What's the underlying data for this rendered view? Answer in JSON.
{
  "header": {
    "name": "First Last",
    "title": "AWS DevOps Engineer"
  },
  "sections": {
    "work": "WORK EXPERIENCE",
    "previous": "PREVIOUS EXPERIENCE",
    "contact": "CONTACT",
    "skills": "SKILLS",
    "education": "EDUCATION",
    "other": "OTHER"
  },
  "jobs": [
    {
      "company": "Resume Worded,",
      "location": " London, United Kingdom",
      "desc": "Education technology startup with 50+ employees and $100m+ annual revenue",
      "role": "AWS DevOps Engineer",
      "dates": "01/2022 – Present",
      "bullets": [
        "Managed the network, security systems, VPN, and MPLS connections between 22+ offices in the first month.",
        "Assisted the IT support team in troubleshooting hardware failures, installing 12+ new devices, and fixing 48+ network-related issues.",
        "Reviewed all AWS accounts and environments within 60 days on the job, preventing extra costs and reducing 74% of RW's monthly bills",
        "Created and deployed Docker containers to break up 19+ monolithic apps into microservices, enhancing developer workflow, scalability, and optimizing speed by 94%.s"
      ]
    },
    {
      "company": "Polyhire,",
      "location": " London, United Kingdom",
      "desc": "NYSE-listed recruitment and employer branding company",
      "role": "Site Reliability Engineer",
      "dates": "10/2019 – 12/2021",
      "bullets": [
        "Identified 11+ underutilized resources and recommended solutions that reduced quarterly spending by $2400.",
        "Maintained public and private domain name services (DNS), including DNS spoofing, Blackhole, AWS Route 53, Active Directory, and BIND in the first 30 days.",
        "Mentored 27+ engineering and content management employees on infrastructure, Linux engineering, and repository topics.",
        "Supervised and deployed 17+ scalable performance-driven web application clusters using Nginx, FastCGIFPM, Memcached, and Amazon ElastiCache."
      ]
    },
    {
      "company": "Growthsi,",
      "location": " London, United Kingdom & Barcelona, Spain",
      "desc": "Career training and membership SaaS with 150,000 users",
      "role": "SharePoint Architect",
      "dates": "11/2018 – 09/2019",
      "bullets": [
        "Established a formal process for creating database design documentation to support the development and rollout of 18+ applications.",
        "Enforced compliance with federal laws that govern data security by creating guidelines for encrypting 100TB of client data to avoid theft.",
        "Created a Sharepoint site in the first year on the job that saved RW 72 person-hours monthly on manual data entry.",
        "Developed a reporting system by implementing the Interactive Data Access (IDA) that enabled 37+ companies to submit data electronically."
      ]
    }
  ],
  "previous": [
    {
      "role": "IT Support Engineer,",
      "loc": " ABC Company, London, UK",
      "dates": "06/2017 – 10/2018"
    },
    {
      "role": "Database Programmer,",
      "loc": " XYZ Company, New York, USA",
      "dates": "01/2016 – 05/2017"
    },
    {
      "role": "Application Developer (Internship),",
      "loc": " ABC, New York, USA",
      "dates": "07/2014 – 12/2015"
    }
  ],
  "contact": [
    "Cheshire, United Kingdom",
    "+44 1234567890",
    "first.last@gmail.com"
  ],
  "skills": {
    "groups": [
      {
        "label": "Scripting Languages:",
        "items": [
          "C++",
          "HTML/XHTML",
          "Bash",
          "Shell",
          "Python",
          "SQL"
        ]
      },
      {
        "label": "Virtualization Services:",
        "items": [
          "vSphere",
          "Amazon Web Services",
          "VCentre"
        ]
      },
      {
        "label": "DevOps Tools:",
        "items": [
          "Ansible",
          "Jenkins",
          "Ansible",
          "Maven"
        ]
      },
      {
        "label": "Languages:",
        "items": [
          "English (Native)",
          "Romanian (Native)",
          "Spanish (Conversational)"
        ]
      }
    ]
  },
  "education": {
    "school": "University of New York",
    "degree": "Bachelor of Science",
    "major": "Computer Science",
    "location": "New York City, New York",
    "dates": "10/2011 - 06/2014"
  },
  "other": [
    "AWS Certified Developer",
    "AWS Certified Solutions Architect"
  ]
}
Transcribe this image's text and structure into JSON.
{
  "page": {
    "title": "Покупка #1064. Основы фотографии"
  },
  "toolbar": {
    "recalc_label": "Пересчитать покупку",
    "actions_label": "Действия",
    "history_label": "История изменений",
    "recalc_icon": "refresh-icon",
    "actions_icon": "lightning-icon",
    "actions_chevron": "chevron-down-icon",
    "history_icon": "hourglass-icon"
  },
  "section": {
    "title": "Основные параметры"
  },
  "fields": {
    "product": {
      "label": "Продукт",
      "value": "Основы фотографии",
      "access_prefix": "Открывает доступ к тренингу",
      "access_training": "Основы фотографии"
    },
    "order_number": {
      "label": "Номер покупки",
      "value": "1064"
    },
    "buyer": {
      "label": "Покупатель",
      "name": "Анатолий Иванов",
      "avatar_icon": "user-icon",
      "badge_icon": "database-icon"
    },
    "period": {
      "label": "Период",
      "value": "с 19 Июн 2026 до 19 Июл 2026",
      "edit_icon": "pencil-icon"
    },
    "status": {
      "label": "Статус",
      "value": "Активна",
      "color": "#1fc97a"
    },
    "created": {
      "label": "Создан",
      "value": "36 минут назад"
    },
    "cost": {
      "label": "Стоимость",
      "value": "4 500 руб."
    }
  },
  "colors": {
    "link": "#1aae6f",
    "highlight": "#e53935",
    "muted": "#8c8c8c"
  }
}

• STATED EXERCISE:
Wherever the word "employees" occurs in a line of the listing, copy that line.

• WRITTEN RESPONSE:
      "desc": "Education technology startup with 50+ employees and $100m+ annual revenue",
        "Mentored 27+ engineering and content management employees on infrastructure, Linux engineering, and repository topics.",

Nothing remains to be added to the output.